§ **Excerpted records**
>> Start

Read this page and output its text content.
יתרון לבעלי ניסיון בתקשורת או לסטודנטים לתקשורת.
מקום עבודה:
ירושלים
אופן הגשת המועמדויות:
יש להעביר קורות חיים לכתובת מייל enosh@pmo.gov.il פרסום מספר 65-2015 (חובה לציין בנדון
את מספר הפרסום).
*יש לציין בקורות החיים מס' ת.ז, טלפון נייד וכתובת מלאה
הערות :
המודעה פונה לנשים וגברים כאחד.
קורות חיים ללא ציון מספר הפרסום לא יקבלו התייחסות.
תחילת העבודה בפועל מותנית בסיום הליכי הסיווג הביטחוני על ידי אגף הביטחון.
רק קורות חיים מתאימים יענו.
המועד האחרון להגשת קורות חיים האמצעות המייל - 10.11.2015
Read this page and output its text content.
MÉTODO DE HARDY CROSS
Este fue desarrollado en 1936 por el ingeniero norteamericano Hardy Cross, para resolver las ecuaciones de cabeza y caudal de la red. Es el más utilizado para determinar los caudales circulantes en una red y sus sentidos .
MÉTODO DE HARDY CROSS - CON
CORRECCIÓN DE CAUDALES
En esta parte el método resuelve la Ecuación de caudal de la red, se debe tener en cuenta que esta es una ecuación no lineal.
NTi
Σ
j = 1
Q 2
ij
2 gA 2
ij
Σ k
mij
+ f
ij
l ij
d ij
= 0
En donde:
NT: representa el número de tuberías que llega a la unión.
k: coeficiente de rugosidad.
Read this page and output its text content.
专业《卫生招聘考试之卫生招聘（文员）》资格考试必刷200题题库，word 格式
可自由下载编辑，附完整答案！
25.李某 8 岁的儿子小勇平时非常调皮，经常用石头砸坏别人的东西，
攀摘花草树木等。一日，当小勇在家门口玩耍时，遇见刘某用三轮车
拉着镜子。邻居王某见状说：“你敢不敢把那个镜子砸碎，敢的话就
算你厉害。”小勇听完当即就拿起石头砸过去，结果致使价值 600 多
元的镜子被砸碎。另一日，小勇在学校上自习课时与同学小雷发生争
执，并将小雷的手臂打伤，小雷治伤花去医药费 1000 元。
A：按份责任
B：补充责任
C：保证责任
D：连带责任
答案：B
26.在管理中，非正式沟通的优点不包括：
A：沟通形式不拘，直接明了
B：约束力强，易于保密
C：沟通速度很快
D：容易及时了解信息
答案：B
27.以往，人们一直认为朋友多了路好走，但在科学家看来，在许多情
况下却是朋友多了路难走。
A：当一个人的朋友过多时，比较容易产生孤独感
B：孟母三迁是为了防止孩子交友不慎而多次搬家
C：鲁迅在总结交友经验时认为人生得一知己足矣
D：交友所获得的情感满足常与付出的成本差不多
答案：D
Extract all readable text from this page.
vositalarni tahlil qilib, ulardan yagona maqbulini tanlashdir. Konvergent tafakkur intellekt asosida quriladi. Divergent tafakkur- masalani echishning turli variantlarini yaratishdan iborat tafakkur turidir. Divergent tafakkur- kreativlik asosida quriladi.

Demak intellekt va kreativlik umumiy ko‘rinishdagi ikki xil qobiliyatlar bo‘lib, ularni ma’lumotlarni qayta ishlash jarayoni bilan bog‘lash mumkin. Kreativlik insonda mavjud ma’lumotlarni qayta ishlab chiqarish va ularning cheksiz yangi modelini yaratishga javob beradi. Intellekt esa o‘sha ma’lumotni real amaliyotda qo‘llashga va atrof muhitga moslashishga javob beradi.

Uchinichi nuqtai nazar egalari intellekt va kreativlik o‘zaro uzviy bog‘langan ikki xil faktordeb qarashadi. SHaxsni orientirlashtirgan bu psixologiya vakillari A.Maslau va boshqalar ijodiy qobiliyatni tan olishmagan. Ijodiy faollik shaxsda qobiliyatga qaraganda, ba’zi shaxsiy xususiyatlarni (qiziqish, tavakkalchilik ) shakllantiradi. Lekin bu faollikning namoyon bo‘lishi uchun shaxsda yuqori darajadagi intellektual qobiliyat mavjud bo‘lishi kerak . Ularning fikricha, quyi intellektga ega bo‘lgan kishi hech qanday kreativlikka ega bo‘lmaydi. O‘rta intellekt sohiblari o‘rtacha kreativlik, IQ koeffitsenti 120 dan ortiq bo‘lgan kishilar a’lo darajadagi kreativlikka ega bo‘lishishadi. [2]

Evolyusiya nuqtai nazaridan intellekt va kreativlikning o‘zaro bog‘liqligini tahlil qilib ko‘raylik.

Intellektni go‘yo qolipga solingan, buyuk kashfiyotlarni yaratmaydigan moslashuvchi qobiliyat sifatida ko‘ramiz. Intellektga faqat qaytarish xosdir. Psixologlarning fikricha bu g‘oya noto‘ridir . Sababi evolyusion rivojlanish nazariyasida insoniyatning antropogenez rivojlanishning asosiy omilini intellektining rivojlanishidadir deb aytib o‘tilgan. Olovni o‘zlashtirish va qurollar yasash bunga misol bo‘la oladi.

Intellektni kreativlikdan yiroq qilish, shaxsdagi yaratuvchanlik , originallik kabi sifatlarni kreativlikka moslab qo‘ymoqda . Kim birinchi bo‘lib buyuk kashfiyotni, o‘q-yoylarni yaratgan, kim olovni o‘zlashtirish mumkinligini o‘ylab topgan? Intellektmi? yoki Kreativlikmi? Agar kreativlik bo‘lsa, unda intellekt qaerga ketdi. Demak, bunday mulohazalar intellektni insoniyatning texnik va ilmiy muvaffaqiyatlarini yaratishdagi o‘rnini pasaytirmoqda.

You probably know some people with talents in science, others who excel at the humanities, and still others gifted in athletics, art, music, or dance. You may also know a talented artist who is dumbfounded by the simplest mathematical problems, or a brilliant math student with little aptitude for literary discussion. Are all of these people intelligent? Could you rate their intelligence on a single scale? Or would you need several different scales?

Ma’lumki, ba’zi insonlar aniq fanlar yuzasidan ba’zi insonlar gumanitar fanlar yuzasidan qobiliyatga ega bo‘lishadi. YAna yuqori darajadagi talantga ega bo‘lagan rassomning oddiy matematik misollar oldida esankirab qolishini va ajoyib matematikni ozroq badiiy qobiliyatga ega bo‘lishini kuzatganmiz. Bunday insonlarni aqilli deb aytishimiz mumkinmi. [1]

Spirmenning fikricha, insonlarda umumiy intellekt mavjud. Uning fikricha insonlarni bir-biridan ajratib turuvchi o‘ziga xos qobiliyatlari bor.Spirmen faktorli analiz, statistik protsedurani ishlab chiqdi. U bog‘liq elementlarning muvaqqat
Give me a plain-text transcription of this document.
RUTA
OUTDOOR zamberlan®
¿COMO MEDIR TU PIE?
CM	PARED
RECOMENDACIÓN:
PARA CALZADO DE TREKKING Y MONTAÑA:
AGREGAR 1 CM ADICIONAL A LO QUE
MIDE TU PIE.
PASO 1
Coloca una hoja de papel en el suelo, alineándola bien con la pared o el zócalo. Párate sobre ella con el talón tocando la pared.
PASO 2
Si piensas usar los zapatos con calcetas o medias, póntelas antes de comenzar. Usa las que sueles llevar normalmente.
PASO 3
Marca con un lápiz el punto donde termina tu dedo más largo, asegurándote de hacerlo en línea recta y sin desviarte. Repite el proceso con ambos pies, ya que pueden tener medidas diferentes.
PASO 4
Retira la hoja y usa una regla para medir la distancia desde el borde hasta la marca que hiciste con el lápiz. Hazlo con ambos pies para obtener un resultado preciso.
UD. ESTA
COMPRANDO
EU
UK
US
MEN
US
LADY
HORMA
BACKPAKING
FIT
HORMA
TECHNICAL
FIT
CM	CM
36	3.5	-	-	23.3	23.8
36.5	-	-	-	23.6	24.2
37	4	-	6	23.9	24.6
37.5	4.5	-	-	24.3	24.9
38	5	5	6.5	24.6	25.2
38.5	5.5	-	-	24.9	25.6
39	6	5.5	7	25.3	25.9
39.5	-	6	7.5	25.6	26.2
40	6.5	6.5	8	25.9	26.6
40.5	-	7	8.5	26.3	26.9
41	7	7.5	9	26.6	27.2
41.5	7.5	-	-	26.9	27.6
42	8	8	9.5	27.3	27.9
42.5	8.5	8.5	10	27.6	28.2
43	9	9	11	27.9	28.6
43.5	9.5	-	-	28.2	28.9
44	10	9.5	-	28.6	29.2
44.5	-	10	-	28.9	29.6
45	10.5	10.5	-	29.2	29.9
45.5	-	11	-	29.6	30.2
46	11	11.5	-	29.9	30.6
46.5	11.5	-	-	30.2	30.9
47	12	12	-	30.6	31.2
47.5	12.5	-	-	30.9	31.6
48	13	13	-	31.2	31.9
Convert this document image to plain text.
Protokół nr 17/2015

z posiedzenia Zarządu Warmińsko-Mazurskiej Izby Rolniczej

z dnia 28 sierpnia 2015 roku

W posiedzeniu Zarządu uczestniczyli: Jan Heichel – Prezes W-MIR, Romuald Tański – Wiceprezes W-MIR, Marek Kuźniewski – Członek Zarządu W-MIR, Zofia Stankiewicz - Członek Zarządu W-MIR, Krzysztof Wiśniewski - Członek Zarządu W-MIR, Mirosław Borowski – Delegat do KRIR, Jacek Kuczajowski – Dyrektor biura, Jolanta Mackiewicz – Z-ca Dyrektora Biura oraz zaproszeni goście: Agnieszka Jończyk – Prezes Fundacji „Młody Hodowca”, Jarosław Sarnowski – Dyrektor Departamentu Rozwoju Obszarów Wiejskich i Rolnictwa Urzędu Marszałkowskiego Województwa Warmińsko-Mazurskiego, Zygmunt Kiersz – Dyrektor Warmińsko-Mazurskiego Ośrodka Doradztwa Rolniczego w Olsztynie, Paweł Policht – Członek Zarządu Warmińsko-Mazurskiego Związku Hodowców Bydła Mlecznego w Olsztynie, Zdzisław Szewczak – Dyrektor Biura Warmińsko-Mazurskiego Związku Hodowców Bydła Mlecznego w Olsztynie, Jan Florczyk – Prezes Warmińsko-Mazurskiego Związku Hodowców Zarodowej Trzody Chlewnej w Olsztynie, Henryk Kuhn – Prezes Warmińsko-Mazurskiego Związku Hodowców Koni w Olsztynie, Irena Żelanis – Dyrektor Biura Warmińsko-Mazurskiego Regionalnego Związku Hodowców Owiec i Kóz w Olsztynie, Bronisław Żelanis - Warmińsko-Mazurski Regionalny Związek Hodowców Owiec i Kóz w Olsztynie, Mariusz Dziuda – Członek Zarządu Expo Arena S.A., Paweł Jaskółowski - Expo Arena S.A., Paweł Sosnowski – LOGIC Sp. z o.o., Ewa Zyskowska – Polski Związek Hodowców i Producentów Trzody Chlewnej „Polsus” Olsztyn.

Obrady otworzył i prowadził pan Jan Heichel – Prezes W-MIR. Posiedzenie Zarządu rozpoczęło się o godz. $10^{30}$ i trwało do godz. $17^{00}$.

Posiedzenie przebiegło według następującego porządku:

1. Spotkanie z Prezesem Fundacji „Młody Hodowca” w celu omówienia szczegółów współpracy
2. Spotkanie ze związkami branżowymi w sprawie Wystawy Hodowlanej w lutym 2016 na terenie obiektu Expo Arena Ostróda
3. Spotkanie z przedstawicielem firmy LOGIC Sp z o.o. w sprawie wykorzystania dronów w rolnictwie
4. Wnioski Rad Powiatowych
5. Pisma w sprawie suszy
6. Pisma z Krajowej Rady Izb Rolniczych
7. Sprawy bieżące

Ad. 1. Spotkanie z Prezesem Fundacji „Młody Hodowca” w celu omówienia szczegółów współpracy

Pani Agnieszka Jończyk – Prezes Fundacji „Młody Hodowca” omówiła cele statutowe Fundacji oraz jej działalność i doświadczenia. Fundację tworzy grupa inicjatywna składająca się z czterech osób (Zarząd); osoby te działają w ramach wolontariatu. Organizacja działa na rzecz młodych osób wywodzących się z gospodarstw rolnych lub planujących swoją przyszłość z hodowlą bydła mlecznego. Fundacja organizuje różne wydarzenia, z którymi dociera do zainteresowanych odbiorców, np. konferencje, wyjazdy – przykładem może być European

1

>> End

§ **Exercise details**
Go through the material and copy out every line with "szczegółów" in it.

§ **Expected answer**
1. Spotkanie z Prezesem Fundacji „Młody Hodowca” w celu omówienia szczegółów współpracy
Ad. 1. Spotkanie z Prezesem Fundacji „Młody Hodowca” w celu omówienia szczegółów współpracy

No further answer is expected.